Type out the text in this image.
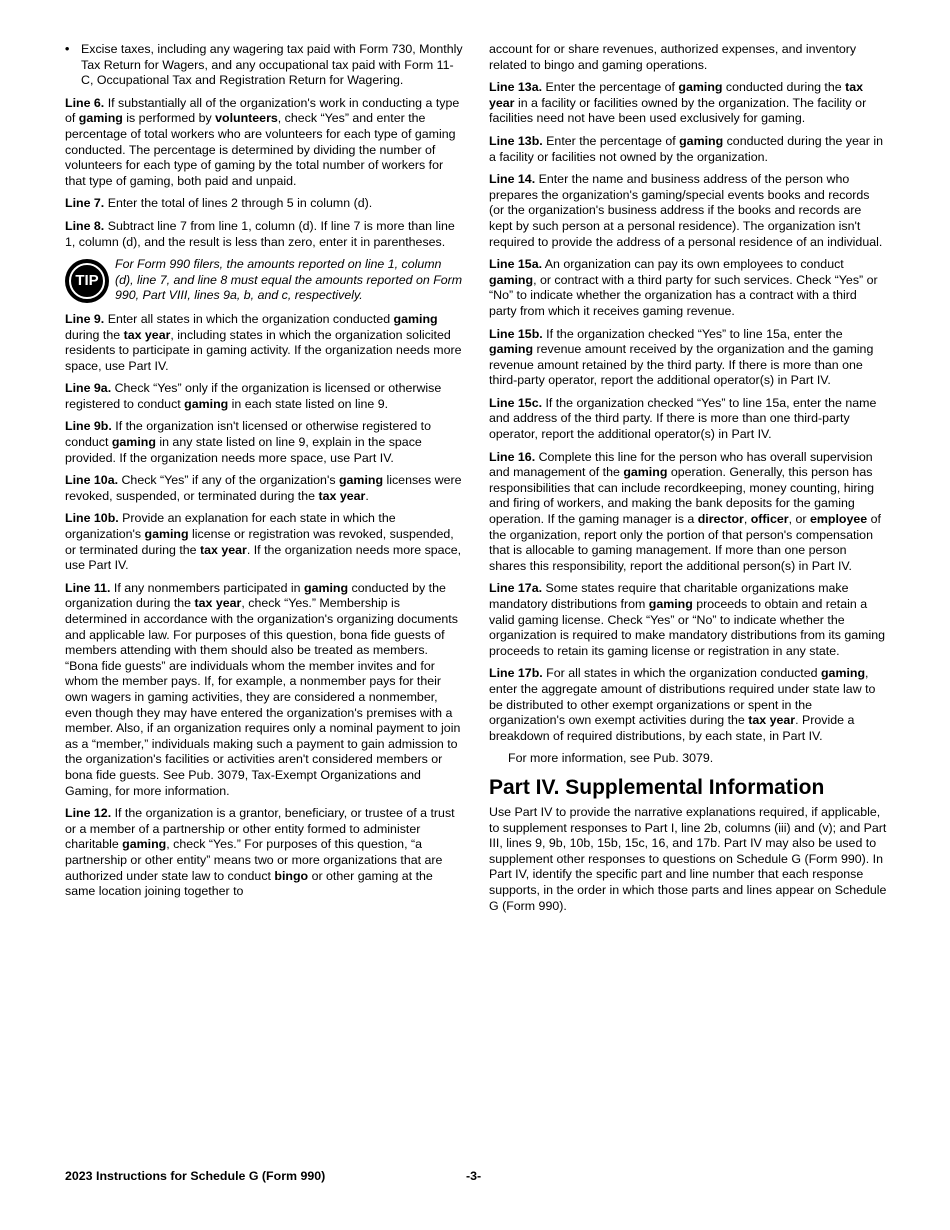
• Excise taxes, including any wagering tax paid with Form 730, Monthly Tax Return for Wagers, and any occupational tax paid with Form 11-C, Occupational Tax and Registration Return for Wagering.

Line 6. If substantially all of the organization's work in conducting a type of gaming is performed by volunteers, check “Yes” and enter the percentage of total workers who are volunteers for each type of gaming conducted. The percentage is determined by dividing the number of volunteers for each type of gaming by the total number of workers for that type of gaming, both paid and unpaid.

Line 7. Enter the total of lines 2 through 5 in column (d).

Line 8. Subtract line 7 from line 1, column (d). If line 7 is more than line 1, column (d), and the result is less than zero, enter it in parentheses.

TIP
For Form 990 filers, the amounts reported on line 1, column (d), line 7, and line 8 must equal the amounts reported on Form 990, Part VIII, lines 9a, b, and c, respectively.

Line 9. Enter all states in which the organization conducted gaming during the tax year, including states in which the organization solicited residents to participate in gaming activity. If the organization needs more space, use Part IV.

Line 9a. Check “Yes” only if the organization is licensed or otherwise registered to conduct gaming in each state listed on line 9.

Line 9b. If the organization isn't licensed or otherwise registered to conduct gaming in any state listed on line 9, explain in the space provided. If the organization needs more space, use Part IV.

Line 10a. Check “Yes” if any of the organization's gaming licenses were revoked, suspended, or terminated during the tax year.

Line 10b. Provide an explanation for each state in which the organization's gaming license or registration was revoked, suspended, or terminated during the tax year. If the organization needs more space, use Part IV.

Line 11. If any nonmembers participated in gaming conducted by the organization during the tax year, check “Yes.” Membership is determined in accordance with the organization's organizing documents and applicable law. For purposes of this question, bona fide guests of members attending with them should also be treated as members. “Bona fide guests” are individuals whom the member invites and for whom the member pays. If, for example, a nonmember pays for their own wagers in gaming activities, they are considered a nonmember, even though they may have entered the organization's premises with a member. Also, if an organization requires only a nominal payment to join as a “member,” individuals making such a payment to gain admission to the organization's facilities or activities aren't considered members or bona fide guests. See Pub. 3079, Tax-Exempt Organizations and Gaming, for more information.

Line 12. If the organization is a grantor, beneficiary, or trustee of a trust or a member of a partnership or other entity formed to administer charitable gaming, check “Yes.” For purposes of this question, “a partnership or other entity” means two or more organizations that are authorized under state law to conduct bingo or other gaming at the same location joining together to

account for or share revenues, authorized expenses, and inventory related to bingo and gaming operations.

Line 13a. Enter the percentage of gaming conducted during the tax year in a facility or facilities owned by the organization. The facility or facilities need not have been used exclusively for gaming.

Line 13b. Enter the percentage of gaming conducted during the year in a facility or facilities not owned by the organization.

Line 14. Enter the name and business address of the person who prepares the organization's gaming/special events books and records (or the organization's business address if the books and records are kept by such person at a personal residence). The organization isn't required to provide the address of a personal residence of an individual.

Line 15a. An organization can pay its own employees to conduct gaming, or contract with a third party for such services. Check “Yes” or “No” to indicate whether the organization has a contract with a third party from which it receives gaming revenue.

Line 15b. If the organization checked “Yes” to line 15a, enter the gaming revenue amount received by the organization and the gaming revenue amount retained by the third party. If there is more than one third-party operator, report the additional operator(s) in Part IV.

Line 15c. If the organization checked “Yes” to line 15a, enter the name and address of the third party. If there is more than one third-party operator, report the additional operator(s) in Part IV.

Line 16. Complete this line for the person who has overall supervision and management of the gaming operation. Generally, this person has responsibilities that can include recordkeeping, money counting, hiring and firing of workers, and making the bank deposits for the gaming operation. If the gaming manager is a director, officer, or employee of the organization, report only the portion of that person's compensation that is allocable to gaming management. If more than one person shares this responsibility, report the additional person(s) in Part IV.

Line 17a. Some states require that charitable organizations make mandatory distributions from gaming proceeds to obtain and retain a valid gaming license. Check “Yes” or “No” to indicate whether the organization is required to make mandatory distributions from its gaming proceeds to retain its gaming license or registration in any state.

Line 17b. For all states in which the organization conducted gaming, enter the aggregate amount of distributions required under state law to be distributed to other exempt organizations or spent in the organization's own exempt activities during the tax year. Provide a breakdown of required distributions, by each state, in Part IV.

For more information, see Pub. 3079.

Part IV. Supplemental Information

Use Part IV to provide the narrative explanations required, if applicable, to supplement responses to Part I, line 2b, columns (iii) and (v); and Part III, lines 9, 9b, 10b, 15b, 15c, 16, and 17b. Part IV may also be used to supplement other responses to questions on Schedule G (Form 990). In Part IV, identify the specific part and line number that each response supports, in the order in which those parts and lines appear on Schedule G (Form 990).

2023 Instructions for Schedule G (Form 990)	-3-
---------------
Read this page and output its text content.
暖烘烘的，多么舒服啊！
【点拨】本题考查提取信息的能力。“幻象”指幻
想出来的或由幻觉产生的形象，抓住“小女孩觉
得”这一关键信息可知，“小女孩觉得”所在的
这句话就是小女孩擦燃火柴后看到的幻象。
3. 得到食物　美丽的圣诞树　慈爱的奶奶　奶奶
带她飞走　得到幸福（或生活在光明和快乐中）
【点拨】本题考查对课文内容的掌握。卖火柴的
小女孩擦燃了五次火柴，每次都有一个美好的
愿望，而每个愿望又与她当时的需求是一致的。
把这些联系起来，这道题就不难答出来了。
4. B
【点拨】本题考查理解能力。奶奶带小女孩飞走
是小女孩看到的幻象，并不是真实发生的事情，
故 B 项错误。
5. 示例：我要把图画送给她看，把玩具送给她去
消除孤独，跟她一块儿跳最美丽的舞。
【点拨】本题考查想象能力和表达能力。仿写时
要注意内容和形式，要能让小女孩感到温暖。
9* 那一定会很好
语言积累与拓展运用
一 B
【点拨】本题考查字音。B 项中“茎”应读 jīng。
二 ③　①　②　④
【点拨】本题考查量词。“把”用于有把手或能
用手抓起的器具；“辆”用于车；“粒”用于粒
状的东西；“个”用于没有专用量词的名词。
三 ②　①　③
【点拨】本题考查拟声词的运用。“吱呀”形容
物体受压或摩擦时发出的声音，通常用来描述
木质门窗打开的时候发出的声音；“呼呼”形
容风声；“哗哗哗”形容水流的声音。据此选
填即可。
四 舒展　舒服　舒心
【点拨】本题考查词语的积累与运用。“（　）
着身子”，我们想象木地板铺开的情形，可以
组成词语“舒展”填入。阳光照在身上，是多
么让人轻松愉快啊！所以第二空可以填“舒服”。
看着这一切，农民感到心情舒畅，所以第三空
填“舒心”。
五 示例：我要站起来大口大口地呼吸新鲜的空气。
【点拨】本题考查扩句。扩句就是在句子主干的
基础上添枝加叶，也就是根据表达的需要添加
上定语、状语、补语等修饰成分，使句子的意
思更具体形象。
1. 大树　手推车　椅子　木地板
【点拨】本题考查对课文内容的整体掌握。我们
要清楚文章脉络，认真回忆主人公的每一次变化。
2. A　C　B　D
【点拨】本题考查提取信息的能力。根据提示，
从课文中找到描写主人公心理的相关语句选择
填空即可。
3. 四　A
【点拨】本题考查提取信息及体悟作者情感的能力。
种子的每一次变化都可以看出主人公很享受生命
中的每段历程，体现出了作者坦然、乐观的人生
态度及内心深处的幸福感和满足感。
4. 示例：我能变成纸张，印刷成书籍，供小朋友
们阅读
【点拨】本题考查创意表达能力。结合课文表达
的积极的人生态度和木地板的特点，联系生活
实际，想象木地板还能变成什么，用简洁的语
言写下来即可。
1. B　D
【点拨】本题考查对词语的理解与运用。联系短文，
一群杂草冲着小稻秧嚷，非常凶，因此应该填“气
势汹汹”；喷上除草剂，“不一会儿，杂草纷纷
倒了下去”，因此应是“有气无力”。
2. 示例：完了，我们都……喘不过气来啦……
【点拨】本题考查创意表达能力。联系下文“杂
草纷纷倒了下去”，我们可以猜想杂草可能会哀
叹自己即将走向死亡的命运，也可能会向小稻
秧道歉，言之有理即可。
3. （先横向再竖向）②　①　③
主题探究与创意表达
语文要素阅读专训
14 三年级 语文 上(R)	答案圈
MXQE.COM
---------------
- **The request**:
Look through the data above. Copy every line with the string "total" in it.

- **Output below**:
Line 6. If substantially all of the organization's work in conducting a type of gaming is performed by volunteers, check “Yes” and enter the percentage of total workers who are volunteers for each type of gaming conducted. The percentage is determined by dividing the number of volunteers for each type of gaming by the total number of workers for that type of gaming, both paid and unpaid.
Line 7. Enter the total of lines 2 through 5 in column (d).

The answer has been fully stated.